# What you should do
What follows is a set of entries. Give them again exactly, without the pictures.

# Extracted material
☆ ☆ ☆ ☆
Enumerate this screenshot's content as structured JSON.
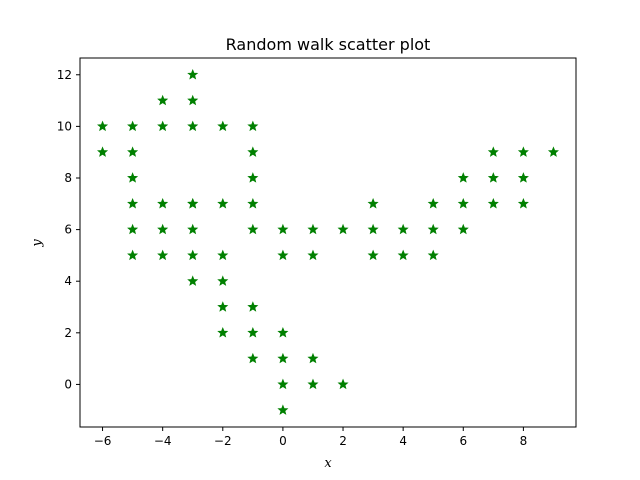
{
  "chart_data": {
    "type": "scatter",
    "title": "Random walk scatter plot",
    "xlabel": "x",
    "ylabel": "y",
    "xlim": [
      -6.75,
      9.75
    ],
    "ylim": [
      -1.65,
      12.65
    ],
    "xticks": [
      -6,
      -4,
      -2,
      0,
      2,
      4,
      6,
      8
    ],
    "yticks": [
      0,
      2,
      4,
      6,
      8,
      10,
      12
    ],
    "grid": false,
    "marker": "star",
    "marker_color": "#008000",
    "series": [
      {
        "x": [
          -6,
          -6,
          -5,
          -5,
          -5,
          -5,
          -5,
          -5,
          -4,
          -4,
          -4,
          -4,
          -4,
          -3,
          -3,
          -3,
          -3,
          -3,
          -3,
          -3,
          -3,
          -2,
          -2,
          -2,
          -2,
          -2,
          -2,
          -1,
          -1,
          -1,
          -1,
          -1,
          -1,
          -1,
          -1,
          0,
          0,
          0,
          0,
          0,
          0,
          1,
          1,
          1,
          1,
          2,
          2,
          3,
          3,
          3,
          4,
          4,
          5,
          5,
          5,
          6,
          6,
          6,
          7,
          7,
          7,
          8,
          8,
          8,
          9
        ],
        "y": [
          10,
          9,
          10,
          9,
          8,
          7,
          6,
          5,
          11,
          10,
          7,
          6,
          5,
          12,
          11,
          10,
          7,
          6,
          5,
          4,
          7,
          10,
          7,
          5,
          4,
          3,
          2,
          10,
          9,
          8,
          7,
          6,
          3,
          2,
          1,
          6,
          5,
          2,
          1,
          0,
          -1,
          6,
          5,
          1,
          0,
          6,
          0,
          7,
          6,
          5,
          6,
          5,
          7,
          6,
          5,
          8,
          7,
          6,
          9,
          8,
          7,
          9,
          8,
          7,
          9
        ]
      }
    ]
  }
}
☆ ☆ ☆ ☆
# Answer to this problem
Enumerate this screenshot's content as structured JSON.
{
  "chart_data": {
    "type": "scatter",
    "title": "Random walk scatter plot",
    "xlabel": "x",
    "ylabel": "y",
    "xlim": [
      -6.75,
      9.75
    ],
    "ylim": [
      -1.65,
      12.65
    ],
    "xticks": [
      -6,
      -4,
      -2,
      0,
      2,
      4,
      6,
      8
    ],
    "yticks": [
      0,
      2,
      4,
      6,
      8,
      10,
      12
    ],
    "grid": false,
    "marker": "star",
    "marker_color": "#008000",
    "series": [
      {
        "x": [
          -6,
          -6,
          -5,
          -5,
          -5,
          -5,
          -5,
          -5,
          -4,
          -4,
          -4,
          -4,
          -4,
          -3,
          -3,
          -3,
          -3,
          -3,
          -3,
          -3,
          -3,
          -2,
          -2,
          -2,
          -2,
          -2,
          -2,
          -1,
          -1,
          -1,
          -1,
          -1,
          -1,
          -1,
          -1,
          0,
          0,
          0,
          0,
          0,
          0,
          1,
          1,
          1,
          1,
          2,
          2,
          3,
          3,
          3,
          4,
          4,
          5,
          5,
          5,
          6,
          6,
          6,
          7,
          7,
          7,
          8,
          8,
          8,
          9
        ],
        "y": [
          10,
          9,
          10,
          9,
          8,
          7,
          6,
          5,
          11,
          10,
          7,
          6,
          5,
          12,
          11,
          10,
          7,
          6,
          5,
          4,
          7,
          10,
          7,
          5,
          4,
          3,
          2,
          10,
          9,
          8,
          7,
          6,
          3,
          2,
          1,
          6,
          5,
          2,
          1,
          0,
          -1,
          6,
          5,
          1,
          0,
          6,
          0,
          7,
          6,
          5,
          6,
          5,
          7,
          6,
          5,
          8,
          7,
          6,
          9,
          8,
          7,
          9,
          8,
          7,
          9
        ]
      }
    ]
  }
}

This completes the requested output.